GOAL: Every line of the material below should be repeated exactly.

RECORD EXTRACTS:

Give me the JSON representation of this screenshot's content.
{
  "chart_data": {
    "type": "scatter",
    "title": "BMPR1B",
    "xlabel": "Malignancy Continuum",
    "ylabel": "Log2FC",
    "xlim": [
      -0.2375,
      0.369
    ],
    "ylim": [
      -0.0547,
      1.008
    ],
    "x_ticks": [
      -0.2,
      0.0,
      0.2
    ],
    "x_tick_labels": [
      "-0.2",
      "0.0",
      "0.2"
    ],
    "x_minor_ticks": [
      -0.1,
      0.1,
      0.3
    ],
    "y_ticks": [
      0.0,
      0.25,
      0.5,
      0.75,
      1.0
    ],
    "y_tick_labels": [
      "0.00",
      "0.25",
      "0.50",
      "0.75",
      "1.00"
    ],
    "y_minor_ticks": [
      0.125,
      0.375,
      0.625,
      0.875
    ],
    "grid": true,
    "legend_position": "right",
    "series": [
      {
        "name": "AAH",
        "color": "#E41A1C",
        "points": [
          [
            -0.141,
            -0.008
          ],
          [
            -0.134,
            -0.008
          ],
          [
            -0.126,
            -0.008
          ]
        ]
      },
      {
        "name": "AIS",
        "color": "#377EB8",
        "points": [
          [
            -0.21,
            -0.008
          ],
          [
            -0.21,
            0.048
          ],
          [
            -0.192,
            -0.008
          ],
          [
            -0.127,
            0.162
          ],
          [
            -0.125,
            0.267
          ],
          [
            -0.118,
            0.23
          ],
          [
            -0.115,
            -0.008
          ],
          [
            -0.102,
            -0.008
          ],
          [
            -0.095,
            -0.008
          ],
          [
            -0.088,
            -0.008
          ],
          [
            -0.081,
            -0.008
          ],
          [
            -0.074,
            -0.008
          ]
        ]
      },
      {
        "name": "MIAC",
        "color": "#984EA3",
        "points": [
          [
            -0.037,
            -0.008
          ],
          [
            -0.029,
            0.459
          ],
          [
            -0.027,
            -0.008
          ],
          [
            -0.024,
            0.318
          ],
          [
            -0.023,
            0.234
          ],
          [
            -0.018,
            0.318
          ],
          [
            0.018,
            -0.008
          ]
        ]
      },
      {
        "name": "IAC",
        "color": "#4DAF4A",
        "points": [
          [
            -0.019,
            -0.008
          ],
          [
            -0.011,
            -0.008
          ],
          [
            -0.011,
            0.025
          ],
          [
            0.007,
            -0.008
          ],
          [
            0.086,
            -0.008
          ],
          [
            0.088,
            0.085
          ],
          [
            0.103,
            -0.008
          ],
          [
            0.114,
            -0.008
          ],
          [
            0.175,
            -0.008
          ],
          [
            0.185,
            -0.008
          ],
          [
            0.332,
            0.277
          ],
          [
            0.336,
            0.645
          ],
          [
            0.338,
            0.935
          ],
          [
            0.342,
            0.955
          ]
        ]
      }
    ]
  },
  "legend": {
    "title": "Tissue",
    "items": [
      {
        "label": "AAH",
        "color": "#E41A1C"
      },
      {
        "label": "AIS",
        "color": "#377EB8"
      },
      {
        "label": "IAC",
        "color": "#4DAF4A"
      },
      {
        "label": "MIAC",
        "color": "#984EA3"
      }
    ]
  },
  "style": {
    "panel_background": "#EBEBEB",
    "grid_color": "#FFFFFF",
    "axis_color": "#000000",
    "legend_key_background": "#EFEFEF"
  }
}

COMPLETED EXERCISE:
Give me the JSON representation of this screenshot's content.
{
  "chart_data": {
    "type": "scatter",
    "title": "BMPR1B",
    "xlabel": "Malignancy Continuum",
    "ylabel": "Log2FC",
    "xlim": [
      -0.2375,
      0.369
    ],
    "ylim": [
      -0.0547,
      1.008
    ],
    "x_ticks": [
      -0.2,
      0.0,
      0.2
    ],
    "x_tick_labels": [
      "-0.2",
      "0.0",
      "0.2"
    ],
    "x_minor_ticks": [
      -0.1,
      0.1,
      0.3
    ],
    "y_ticks": [
      0.0,
      0.25,
      0.5,
      0.75,
      1.0
    ],
    "y_tick_labels": [
      "0.00",
      "0.25",
      "0.50",
      "0.75",
      "1.00"
    ],
    "y_minor_ticks": [
      0.125,
      0.375,
      0.625,
      0.875
    ],
    "grid": true,
    "legend_position": "right",
    "series": [
      {
        "name": "AAH",
        "color": "#E41A1C",
        "points": [
          [
            -0.141,
            -0.008
          ],
          [
            -0.134,
            -0.008
          ],
          [
            -0.126,
            -0.008
          ]
        ]
      },
      {
        "name": "AIS",
        "color": "#377EB8",
        "points": [
          [
            -0.21,
            -0.008
          ],
          [
            -0.21,
            0.048
          ],
          [
            -0.192,
            -0.008
          ],
          [
            -0.127,
            0.162
          ],
          [
            -0.125,
            0.267
          ],
          [
            -0.118,
            0.23
          ],
          [
            -0.115,
            -0.008
          ],
          [
            -0.102,
            -0.008
          ],
          [
            -0.095,
            -0.008
          ],
          [
            -0.088,
            -0.008
          ],
          [
            -0.081,
            -0.008
          ],
          [
            -0.074,
            -0.008
          ]
        ]
      },
      {
        "name": "MIAC",
        "color": "#984EA3",
        "points": [
          [
            -0.037,
            -0.008
          ],
          [
            -0.029,
            0.459
          ],
          [
            -0.027,
            -0.008
          ],
          [
            -0.024,
            0.318
          ],
          [
            -0.023,
            0.234
          ],
          [
            -0.018,
            0.318
          ],
          [
            0.018,
            -0.008
          ]
        ]
      },
      {
        "name": "IAC",
        "color": "#4DAF4A",
        "points": [
          [
            -0.019,
            -0.008
          ],
          [
            -0.011,
            -0.008
          ],
          [
            -0.011,
            0.025
          ],
          [
            0.007,
            -0.008
          ],
          [
            0.086,
            -0.008
          ],
          [
            0.088,
            0.085
          ],
          [
            0.103,
            -0.008
          ],
          [
            0.114,
            -0.008
          ],
          [
            0.175,
            -0.008
          ],
          [
            0.185,
            -0.008
          ],
          [
            0.332,
            0.277
          ],
          [
            0.336,
            0.645
          ],
          [
            0.338,
            0.935
          ],
          [
            0.342,
            0.955
          ]
        ]
      }
    ]
  },
  "legend": {
    "title": "Tissue",
    "items": [
      {
        "label": "AAH",
        "color": "#E41A1C"
      },
      {
        "label": "AIS",
        "color": "#377EB8"
      },
      {
        "label": "IAC",
        "color": "#4DAF4A"
      },
      {
        "label": "MIAC",
        "color": "#984EA3"
      }
    ]
  },
  "style": {
    "panel_background": "#EBEBEB",
    "grid_color": "#FFFFFF",
    "axis_color": "#000000",
    "legend_key_background": "#EFEFEF"
  }
}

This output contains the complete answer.